The problem: What follows is a listing to be transcribed exactly.

Data to use:

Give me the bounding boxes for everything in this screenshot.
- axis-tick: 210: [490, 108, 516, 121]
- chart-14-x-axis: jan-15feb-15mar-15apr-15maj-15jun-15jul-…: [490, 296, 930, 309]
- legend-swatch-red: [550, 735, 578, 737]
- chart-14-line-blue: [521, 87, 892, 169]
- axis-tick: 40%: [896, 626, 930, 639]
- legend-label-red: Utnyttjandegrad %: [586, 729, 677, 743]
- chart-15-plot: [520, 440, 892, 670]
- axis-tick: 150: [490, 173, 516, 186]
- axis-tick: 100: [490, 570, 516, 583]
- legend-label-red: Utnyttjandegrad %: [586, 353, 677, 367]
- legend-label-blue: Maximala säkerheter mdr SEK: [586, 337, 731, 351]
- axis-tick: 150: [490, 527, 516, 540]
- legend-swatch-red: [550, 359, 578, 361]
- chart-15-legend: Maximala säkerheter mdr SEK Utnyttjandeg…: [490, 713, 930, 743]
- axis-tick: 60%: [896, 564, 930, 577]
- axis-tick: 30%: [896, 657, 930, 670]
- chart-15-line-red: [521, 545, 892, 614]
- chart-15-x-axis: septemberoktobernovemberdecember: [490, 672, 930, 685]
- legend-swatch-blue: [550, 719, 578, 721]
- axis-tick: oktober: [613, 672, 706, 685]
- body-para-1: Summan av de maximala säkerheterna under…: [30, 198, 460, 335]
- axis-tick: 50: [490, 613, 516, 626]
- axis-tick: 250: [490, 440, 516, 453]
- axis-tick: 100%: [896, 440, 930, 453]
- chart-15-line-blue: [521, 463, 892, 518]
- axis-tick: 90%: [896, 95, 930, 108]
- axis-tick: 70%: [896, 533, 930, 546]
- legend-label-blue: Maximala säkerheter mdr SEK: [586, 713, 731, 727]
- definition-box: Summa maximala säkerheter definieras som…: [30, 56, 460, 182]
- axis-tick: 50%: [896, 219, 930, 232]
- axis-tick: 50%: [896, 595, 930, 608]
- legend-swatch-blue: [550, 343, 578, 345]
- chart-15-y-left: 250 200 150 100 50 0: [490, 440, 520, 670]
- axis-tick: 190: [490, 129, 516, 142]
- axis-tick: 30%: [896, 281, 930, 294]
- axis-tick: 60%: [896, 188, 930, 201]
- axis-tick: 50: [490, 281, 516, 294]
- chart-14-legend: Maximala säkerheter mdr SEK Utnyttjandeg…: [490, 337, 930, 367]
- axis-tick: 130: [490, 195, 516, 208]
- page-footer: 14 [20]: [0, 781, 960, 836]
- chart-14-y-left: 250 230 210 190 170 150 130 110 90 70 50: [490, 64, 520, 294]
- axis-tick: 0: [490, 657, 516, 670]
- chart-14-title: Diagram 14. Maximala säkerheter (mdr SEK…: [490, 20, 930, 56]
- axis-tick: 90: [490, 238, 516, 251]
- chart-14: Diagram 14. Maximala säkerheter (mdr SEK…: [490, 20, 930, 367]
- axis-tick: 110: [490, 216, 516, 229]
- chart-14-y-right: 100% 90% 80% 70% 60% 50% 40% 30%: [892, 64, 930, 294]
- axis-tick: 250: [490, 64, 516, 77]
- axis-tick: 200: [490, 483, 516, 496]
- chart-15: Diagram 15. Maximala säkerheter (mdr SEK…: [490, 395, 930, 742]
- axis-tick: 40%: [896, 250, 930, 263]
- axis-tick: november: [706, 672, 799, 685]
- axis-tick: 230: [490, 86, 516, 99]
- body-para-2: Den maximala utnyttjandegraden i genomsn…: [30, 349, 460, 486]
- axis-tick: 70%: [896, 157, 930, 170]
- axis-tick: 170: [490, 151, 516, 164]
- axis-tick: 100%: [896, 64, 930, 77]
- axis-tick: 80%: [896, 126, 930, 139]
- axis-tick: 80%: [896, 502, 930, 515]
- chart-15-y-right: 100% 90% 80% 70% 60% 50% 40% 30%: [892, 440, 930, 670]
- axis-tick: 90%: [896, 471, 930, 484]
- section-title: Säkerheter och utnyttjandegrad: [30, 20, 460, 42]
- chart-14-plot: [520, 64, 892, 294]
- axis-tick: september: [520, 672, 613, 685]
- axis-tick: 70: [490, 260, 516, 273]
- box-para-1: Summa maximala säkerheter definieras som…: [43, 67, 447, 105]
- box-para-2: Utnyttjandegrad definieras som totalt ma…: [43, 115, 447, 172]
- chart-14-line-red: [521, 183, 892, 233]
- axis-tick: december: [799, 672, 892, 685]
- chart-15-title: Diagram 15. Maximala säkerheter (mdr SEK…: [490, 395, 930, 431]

Expected output:
Give me the bounding boxes for everything in this screenshot.
- axis-tick: 210: [490, 108, 516, 121]
- chart-14-x-axis: jan-15feb-15mar-15apr-15maj-15jun-15jul-…: [490, 296, 930, 309]
- legend-swatch-red: [550, 735, 578, 737]
- chart-14-line-blue: [521, 87, 892, 169]
- axis-tick: 40%: [896, 626, 930, 639]
- legend-label-red: Utnyttjandegrad %: [586, 729, 677, 743]
- chart-15-plot: [520, 440, 892, 670]
- axis-tick: 150: [490, 173, 516, 186]
- axis-tick: 100: [490, 570, 516, 583]
- legend-label-red: Utnyttjandegrad %: [586, 353, 677, 367]
- legend-label-blue: Maximala säkerheter mdr SEK: [586, 337, 731, 351]
- axis-tick: 150: [490, 527, 516, 540]
- legend-swatch-red: [550, 359, 578, 361]
- chart-15-legend: Maximala säkerheter mdr SEK Utnyttjandeg…: [490, 713, 930, 743]
- axis-tick: 60%: [896, 564, 930, 577]
- axis-tick: 30%: [896, 657, 930, 670]
- chart-15-line-red: [521, 545, 892, 614]
- chart-15-x-axis: septemberoktobernovemberdecember: [490, 672, 930, 685]
- legend-swatch-blue: [550, 719, 578, 721]
- axis-tick: oktober: [613, 672, 706, 685]
- body-para-1: Summan av de maximala säkerheterna under…: [30, 198, 460, 335]
- axis-tick: 50: [490, 613, 516, 626]
- axis-tick: 250: [490, 440, 516, 453]
- axis-tick: 100%: [896, 440, 930, 453]
- chart-15-line-blue: [521, 463, 892, 518]
- axis-tick: 90%: [896, 95, 930, 108]
- axis-tick: 70%: [896, 533, 930, 546]
- legend-label-blue: Maximala säkerheter mdr SEK: [586, 713, 731, 727]
- definition-box: Summa maximala säkerheter definieras som…: [30, 56, 460, 182]
- axis-tick: 50%: [896, 219, 930, 232]
- axis-tick: 50%: [896, 595, 930, 608]
- legend-swatch-blue: [550, 343, 578, 345]
- chart-15-y-left: 250 200 150 100 50 0: [490, 440, 520, 670]
- axis-tick: 190: [490, 129, 516, 142]
- axis-tick: 30%: [896, 281, 930, 294]
- axis-tick: 60%: [896, 188, 930, 201]
- axis-tick: 50: [490, 281, 516, 294]
- chart-14-legend: Maximala säkerheter mdr SEK Utnyttjandeg…: [490, 337, 930, 367]
- axis-tick: 130: [490, 195, 516, 208]
- page-footer: 14 [20]: [0, 781, 960, 836]
- chart-14-y-left: 250 230 210 190 170 150 130 110 90 70 50: [490, 64, 520, 294]
- axis-tick: 0: [490, 657, 516, 670]
- chart-14-title: Diagram 14. Maximala säkerheter (mdr SEK…: [490, 20, 930, 56]
- axis-tick: 90: [490, 238, 516, 251]
- chart-14: Diagram 14. Maximala säkerheter (mdr SEK…: [490, 20, 930, 367]
- axis-tick: 110: [490, 216, 516, 229]
- chart-14-y-right: 100% 90% 80% 70% 60% 50% 40% 30%: [892, 64, 930, 294]
- axis-tick: 250: [490, 64, 516, 77]
- axis-tick: 200: [490, 483, 516, 496]
- chart-15: Diagram 15. Maximala säkerheter (mdr SEK…: [490, 395, 930, 742]
- axis-tick: 40%: [896, 250, 930, 263]
- axis-tick: november: [706, 672, 799, 685]
- axis-tick: 230: [490, 86, 516, 99]
- body-para-2: Den maximala utnyttjandegraden i genomsn…: [30, 349, 460, 486]
- axis-tick: 70%: [896, 157, 930, 170]
- axis-tick: 170: [490, 151, 516, 164]
- axis-tick: 100%: [896, 64, 930, 77]
- axis-tick: 80%: [896, 126, 930, 139]
- axis-tick: 80%: [896, 502, 930, 515]
- chart-15-y-right: 100% 90% 80% 70% 60% 50% 40% 30%: [892, 440, 930, 670]
- axis-tick: 90%: [896, 471, 930, 484]
- section-title: Säkerheter och utnyttjandegrad: [30, 20, 460, 42]
- chart-14-plot: [520, 64, 892, 294]
- axis-tick: september: [520, 672, 613, 685]
- axis-tick: 70: [490, 260, 516, 273]
- box-para-1: Summa maximala säkerheter definieras som…: [43, 67, 447, 105]
- box-para-2: Utnyttjandegrad definieras som totalt ma…: [43, 115, 447, 172]
- chart-14-line-red: [521, 183, 892, 233]
- axis-tick: december: [799, 672, 892, 685]
- chart-15-title: Diagram 15. Maximala säkerheter (mdr SEK…: [490, 395, 930, 431]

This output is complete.